Reproduce the records below exactly, leaving out any pictures.
Begin The data
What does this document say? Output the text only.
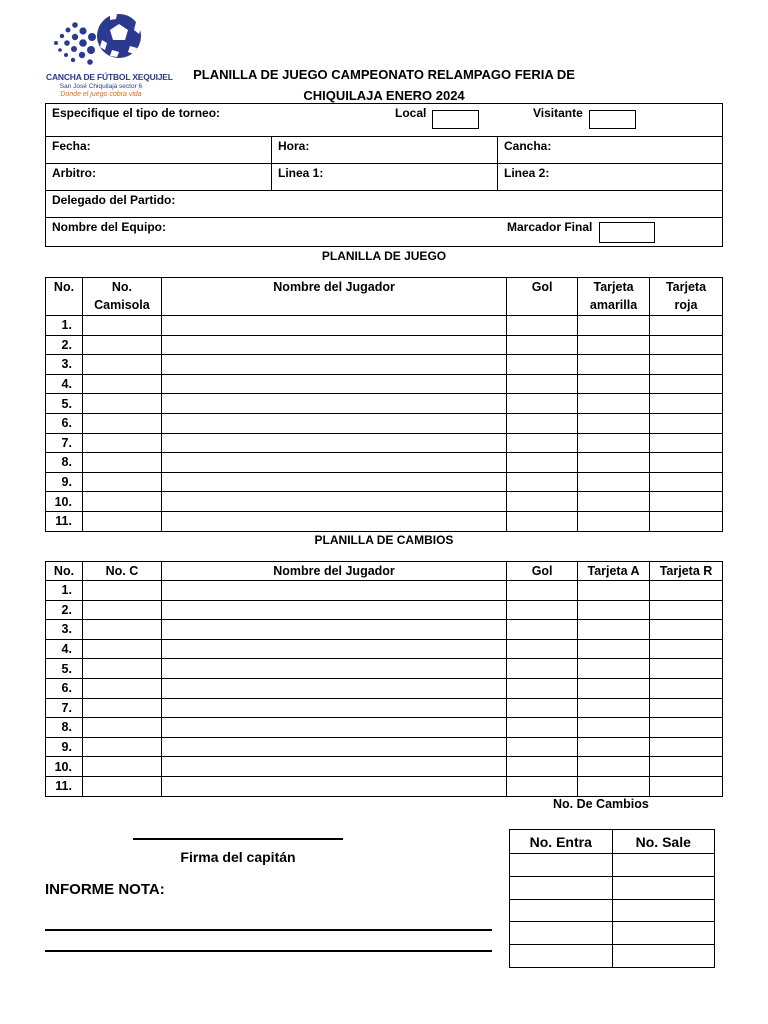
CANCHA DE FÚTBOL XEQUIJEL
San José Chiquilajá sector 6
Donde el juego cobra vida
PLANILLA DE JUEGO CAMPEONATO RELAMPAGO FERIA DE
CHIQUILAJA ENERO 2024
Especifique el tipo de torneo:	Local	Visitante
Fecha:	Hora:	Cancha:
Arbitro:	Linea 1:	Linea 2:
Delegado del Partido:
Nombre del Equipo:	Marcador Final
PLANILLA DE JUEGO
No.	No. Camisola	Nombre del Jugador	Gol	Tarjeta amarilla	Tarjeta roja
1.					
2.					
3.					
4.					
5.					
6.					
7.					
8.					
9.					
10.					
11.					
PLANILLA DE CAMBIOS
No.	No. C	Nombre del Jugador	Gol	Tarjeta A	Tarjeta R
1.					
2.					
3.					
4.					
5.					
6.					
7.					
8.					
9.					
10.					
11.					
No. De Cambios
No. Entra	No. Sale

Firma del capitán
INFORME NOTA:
End The data
= Worked solution =
What does this document say? Output the text only.
CANCHA DE FÚTBOL XEQUIJEL
San José Chiquilajá sector 6
Donde el juego cobra vida
PLANILLA DE JUEGO CAMPEONATO RELAMPAGO FERIA DE
CHIQUILAJA ENERO 2024
Especifique el tipo de torneo:	Local	Visitante
Fecha:	Hora:	Cancha:
Arbitro:	Linea 1:	Linea 2:
Delegado del Partido:
Nombre del Equipo:	Marcador Final
PLANILLA DE JUEGO
No.	No. Camisola	Nombre del Jugador	Gol	Tarjeta amarilla	Tarjeta roja
1.					
2.					
3.					
4.					
5.					
6.					
7.					
8.					
9.					
10.					
11.					
PLANILLA DE CAMBIOS
No.	No. C	Nombre del Jugador	Gol	Tarjeta A	Tarjeta R
1.					
2.					
3.					
4.					
5.					
6.					
7.					
8.					
9.					
10.					
11.					
No. De Cambios
No. Entra	No. Sale

Firma del capitán
INFORME NOTA:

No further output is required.